DATASET EXCERPTS
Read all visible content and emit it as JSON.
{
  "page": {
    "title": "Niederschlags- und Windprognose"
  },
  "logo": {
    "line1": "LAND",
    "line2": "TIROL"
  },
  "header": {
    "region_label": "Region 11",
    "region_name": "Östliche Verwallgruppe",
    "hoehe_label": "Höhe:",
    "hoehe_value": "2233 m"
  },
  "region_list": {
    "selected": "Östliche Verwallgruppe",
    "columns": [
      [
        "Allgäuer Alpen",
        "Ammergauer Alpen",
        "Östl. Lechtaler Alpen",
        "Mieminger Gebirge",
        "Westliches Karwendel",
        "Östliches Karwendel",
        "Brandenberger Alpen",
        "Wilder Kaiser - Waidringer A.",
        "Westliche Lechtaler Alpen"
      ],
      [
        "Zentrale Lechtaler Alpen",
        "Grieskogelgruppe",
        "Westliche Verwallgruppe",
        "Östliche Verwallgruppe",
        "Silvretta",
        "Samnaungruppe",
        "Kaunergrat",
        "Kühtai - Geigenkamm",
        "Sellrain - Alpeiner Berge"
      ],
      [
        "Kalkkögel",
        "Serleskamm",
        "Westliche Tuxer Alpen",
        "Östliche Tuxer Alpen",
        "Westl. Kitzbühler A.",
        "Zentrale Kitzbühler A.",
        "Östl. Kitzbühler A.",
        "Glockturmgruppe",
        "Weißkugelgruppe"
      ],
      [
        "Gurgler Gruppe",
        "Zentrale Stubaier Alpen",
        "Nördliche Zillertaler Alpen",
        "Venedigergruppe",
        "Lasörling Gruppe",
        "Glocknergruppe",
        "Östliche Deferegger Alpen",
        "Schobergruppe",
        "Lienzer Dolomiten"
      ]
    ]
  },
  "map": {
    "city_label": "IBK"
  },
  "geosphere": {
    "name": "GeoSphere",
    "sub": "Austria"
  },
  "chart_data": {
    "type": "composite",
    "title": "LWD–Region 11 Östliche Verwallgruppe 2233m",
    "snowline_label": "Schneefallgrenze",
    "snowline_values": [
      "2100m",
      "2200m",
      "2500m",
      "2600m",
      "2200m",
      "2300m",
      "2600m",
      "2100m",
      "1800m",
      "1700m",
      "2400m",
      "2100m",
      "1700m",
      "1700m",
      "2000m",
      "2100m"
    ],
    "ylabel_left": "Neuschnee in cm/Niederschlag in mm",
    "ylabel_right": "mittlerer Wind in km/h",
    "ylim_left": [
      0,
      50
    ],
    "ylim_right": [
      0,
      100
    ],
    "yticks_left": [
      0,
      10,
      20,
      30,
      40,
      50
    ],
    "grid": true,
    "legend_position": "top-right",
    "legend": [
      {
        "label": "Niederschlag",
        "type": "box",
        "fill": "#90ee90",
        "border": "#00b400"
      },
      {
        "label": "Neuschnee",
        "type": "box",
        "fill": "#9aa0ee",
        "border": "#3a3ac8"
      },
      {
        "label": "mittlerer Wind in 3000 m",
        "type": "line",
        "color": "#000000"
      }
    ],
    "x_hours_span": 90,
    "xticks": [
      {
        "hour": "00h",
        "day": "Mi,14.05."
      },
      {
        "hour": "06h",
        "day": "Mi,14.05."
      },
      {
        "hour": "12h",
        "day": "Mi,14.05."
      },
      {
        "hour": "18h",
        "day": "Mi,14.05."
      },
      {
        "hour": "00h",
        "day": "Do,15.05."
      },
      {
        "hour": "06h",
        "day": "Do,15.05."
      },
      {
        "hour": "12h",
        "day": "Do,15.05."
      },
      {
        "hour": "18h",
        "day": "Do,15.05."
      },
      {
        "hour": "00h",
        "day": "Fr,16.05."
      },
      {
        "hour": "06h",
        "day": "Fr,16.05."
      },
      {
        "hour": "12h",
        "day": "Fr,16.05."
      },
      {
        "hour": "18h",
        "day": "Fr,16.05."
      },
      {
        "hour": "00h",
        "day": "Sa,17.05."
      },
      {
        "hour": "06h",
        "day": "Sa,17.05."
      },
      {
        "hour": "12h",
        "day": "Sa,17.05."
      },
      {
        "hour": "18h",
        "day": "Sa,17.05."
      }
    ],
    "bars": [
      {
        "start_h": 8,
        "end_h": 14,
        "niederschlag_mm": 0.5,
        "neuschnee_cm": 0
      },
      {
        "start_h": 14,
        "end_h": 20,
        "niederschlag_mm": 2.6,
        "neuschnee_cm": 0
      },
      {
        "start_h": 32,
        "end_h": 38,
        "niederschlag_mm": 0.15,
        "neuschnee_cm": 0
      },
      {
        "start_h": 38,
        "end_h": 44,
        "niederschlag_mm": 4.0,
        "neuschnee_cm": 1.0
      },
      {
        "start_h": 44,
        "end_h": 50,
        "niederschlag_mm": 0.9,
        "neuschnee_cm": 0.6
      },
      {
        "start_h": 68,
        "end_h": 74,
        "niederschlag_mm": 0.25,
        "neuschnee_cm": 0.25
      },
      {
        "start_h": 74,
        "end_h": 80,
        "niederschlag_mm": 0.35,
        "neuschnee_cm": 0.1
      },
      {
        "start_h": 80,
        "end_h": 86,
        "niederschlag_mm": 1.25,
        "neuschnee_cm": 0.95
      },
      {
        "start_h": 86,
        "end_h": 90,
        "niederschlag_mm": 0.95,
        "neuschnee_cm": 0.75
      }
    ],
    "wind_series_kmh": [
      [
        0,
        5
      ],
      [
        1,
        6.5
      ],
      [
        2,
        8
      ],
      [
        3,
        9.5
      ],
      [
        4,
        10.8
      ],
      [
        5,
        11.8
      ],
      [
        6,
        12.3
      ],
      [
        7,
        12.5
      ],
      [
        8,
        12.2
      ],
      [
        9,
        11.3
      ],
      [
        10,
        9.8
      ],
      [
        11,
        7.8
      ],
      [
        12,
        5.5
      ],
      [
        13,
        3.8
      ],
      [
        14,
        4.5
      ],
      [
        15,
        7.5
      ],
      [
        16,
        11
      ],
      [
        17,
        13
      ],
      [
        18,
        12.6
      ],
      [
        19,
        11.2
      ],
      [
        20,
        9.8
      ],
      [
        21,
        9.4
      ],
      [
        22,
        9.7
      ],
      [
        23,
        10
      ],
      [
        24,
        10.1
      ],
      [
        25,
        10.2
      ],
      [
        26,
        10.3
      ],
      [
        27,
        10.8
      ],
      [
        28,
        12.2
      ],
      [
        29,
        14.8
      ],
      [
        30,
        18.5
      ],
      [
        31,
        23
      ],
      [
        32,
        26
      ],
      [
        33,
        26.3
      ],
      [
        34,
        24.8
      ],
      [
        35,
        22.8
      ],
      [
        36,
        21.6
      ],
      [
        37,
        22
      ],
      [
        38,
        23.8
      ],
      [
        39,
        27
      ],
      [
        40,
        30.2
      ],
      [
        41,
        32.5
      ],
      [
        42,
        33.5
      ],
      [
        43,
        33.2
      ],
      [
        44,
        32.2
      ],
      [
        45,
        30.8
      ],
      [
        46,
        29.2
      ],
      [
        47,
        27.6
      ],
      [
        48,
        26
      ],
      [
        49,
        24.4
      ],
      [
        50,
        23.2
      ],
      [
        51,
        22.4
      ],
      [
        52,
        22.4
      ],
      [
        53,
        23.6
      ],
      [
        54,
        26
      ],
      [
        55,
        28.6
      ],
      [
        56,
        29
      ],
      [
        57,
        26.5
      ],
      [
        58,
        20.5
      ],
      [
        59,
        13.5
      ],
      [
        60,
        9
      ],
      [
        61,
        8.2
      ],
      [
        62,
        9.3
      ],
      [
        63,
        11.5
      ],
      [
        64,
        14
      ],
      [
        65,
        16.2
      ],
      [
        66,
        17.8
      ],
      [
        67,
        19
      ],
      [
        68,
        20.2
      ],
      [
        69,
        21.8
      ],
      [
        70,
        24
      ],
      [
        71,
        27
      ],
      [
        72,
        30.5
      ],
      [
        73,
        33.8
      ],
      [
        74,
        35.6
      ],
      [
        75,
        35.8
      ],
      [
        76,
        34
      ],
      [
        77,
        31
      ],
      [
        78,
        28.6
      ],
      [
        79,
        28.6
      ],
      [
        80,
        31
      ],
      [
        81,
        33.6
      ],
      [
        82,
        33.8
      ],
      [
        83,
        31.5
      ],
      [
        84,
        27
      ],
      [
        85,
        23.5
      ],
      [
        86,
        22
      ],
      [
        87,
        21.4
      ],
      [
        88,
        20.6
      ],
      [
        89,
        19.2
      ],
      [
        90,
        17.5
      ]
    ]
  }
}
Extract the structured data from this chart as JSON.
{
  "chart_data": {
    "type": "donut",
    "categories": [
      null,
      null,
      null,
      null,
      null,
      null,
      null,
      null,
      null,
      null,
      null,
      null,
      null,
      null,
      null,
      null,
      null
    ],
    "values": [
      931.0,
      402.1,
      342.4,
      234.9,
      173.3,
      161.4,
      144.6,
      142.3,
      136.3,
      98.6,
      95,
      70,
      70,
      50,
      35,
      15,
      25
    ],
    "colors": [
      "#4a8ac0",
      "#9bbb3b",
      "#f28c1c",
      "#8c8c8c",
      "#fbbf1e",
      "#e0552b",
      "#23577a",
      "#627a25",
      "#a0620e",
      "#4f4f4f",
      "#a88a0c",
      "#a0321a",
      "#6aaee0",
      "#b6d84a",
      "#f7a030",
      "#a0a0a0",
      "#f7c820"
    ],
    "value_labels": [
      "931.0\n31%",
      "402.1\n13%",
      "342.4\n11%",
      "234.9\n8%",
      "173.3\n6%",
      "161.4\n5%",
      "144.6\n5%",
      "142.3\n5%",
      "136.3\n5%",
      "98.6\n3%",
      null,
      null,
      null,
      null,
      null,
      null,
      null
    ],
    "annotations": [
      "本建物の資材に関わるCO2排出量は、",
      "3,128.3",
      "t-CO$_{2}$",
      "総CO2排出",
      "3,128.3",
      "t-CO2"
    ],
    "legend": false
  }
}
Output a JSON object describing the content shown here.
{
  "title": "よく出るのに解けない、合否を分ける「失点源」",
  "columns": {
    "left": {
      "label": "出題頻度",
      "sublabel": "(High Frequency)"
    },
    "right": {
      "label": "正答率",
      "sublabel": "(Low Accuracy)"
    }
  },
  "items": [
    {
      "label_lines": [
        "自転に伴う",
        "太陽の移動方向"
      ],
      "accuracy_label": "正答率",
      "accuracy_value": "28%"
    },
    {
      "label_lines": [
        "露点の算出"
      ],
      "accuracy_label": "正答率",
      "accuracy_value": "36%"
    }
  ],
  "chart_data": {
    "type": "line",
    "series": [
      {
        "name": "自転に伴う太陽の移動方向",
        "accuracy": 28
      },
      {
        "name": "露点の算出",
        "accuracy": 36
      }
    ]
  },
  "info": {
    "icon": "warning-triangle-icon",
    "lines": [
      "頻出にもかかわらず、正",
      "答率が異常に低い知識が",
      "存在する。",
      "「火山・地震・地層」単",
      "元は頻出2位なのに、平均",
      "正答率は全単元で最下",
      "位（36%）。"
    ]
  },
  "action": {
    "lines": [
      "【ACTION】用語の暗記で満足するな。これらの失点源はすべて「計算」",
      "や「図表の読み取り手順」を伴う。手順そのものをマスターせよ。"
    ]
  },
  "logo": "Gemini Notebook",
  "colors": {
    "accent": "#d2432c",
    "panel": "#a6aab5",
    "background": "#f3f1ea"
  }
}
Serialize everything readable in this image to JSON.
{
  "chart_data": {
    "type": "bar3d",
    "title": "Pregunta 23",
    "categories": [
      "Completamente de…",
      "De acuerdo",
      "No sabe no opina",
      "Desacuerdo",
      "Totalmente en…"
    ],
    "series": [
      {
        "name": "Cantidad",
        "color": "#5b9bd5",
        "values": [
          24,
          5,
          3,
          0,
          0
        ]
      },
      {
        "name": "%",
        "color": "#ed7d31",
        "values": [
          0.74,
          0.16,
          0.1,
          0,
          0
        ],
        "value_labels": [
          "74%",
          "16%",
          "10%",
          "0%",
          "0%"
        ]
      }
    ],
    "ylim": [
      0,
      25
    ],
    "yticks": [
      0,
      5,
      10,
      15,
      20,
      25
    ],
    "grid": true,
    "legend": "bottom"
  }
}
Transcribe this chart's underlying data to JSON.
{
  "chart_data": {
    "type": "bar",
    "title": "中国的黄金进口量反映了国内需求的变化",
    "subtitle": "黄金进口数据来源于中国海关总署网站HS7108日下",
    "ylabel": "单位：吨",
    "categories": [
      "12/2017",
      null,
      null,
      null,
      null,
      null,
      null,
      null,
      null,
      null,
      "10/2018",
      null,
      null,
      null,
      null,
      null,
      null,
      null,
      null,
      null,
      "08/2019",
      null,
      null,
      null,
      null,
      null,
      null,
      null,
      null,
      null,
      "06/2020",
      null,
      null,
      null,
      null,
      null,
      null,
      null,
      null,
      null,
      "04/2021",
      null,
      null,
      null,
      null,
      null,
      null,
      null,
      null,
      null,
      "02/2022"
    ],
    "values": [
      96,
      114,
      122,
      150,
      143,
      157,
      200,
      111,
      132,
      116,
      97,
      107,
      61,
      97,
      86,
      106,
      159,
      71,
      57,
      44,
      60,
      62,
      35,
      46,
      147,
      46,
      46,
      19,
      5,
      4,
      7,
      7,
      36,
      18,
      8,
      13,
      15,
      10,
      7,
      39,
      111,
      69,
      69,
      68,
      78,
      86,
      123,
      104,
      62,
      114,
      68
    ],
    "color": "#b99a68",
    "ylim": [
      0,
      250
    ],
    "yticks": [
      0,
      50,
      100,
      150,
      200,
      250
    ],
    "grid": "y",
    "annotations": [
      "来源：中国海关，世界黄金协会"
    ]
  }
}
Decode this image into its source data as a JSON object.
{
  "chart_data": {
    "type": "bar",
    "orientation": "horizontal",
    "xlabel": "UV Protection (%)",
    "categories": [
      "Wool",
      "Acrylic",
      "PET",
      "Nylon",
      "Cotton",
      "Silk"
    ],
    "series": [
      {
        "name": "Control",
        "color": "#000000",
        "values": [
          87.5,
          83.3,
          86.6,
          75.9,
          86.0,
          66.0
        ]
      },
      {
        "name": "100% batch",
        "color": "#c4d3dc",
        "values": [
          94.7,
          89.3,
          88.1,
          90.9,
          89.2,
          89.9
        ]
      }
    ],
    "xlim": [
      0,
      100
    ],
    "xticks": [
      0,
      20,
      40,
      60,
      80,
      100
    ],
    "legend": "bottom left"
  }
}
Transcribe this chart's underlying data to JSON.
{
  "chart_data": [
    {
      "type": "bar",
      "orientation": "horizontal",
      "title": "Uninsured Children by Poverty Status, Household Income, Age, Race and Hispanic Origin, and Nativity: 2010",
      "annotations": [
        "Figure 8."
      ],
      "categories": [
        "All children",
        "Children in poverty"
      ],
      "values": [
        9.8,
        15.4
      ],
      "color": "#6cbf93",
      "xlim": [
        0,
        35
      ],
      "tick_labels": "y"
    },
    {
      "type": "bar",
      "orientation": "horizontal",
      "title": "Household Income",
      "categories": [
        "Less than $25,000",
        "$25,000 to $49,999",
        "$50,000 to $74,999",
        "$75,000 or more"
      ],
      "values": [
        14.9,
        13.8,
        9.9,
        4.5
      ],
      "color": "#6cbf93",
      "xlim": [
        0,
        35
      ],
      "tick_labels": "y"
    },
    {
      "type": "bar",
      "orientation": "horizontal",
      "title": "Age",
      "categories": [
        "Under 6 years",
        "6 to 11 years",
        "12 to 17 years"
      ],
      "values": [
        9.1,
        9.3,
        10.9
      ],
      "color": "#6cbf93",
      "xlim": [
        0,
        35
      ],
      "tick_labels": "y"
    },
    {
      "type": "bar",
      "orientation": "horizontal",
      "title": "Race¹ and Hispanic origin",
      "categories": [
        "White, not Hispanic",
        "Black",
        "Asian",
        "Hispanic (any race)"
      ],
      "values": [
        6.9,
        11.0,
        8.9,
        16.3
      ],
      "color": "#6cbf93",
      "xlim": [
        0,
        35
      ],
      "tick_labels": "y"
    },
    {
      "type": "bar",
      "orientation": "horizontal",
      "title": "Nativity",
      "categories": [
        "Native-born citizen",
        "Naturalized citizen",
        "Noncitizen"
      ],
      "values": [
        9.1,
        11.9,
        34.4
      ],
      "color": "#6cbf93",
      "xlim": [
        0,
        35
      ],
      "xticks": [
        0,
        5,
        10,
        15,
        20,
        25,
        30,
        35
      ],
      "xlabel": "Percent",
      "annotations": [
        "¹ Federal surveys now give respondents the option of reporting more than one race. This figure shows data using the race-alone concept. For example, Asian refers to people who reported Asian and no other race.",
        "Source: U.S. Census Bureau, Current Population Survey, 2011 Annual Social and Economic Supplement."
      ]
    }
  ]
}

REQUIRED WORK
Find every line that holds "Income" and copy it.

PROBLEM SOLUTION
      "title": "Uninsured Children by Poverty Status, Household Income, Age, Race and Hispanic Origin, and Nativity: 2010",
      "title": "Household Income",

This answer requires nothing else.